After 14 nights, Mike's Lifestyle Lab™ Factor Impact view showed:

18.6
🍷 Wine nights
average BRI
9.3
🚫 No-wine nights
average BRI
+9.3
Difference
2× worse on wine

That's an absolute difference of 9.3 BRI points. In percentage terms: wine nights were exactly twice as bad as dry nights for him.

The Apple Watch data complemented this:

🍷 Wine nights — sleep efficiency86%
🚫 No-wine nights — sleep efficiency91%
🍷 Wine nights — REM (% of total sleep)14%
🚫 No-wine nights — REM (% of total sleep)19%

Two different data sources, same direction. Wine nights worse on both.

The SomniSense audio playback let Mike hear what was happening: on wine nights, his snoring was louder, more sustained, and occasionally punctuated by 11–14 second breathing pauses he'd never heard before.

What he changed

Mike cut wine on weeknights. His wife noticed within a month — "you seem like yourself in the morning again."

Material provided:
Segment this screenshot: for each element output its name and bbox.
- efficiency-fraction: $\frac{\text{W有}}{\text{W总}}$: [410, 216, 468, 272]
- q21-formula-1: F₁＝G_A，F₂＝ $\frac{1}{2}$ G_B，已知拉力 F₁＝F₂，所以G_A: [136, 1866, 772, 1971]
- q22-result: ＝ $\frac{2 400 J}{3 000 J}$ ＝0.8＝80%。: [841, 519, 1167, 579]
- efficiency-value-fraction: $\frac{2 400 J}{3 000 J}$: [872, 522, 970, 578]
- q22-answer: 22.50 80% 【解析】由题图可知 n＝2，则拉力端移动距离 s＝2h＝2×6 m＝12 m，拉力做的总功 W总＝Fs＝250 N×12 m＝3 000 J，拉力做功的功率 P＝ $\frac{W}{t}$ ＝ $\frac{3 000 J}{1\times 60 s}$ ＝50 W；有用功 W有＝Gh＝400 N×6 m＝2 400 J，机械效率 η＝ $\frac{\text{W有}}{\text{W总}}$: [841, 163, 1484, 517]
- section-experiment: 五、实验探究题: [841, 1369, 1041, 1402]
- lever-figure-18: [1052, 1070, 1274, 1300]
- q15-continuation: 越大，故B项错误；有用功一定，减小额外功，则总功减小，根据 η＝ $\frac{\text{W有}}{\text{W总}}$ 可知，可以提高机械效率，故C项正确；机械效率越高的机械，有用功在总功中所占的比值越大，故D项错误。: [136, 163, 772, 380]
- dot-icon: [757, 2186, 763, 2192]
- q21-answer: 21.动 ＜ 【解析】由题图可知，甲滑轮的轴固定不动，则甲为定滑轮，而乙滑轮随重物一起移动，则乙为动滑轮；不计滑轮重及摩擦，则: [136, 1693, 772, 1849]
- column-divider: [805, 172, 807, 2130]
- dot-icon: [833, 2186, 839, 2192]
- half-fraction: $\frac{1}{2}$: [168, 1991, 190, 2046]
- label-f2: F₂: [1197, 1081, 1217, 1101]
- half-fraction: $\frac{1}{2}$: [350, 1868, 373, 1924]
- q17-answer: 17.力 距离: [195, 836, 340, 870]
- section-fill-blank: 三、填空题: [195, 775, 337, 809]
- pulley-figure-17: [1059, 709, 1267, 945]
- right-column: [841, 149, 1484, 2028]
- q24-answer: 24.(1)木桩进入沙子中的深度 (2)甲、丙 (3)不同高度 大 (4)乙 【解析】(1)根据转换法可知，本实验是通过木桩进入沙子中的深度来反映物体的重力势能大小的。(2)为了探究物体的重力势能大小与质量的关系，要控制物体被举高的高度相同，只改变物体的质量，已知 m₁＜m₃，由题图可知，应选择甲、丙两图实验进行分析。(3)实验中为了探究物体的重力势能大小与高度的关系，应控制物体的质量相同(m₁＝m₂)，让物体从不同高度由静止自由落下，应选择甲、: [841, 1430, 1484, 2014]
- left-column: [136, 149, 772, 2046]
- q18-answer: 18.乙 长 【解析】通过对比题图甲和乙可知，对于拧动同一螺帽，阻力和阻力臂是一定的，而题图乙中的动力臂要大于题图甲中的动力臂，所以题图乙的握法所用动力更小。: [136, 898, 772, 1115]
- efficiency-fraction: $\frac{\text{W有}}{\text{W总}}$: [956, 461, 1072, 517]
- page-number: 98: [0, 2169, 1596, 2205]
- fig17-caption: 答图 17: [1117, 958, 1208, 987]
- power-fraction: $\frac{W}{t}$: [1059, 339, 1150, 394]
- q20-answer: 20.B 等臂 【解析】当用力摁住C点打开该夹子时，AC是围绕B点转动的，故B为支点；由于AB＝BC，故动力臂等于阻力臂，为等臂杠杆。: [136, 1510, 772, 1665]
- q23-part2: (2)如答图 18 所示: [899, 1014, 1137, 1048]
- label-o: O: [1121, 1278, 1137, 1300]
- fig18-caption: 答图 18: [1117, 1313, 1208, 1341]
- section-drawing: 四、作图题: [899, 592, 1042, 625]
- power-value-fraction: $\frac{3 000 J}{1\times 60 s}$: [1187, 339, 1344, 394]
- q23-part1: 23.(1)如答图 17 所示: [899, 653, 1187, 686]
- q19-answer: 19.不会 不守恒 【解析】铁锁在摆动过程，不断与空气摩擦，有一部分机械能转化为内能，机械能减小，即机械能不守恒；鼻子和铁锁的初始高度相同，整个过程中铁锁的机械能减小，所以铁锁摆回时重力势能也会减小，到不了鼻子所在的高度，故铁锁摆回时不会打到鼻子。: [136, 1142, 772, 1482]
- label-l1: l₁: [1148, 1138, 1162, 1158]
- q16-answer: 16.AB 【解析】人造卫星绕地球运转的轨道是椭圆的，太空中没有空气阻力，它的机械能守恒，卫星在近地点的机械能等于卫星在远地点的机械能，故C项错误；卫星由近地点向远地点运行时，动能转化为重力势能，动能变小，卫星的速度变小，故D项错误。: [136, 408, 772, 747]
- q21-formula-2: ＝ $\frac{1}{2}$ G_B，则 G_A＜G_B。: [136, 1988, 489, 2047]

About this exercise: Copy the sleep-tracking excerpt word for word from "After 14 nights, Mike's" to "nights for him.".

Answer to this problem:
After 14 nights, Mike's Lifestyle Lab™ Factor Impact view showed:

18.6
🍷 Wine nights
average BRI
9.3
🚫 No-wine nights
average BRI
+9.3
Difference
2× worse on wine

That's an absolute difference of 9.3 BRI points. In percentage terms: wine nights were exactly twice as bad as dry nights for him.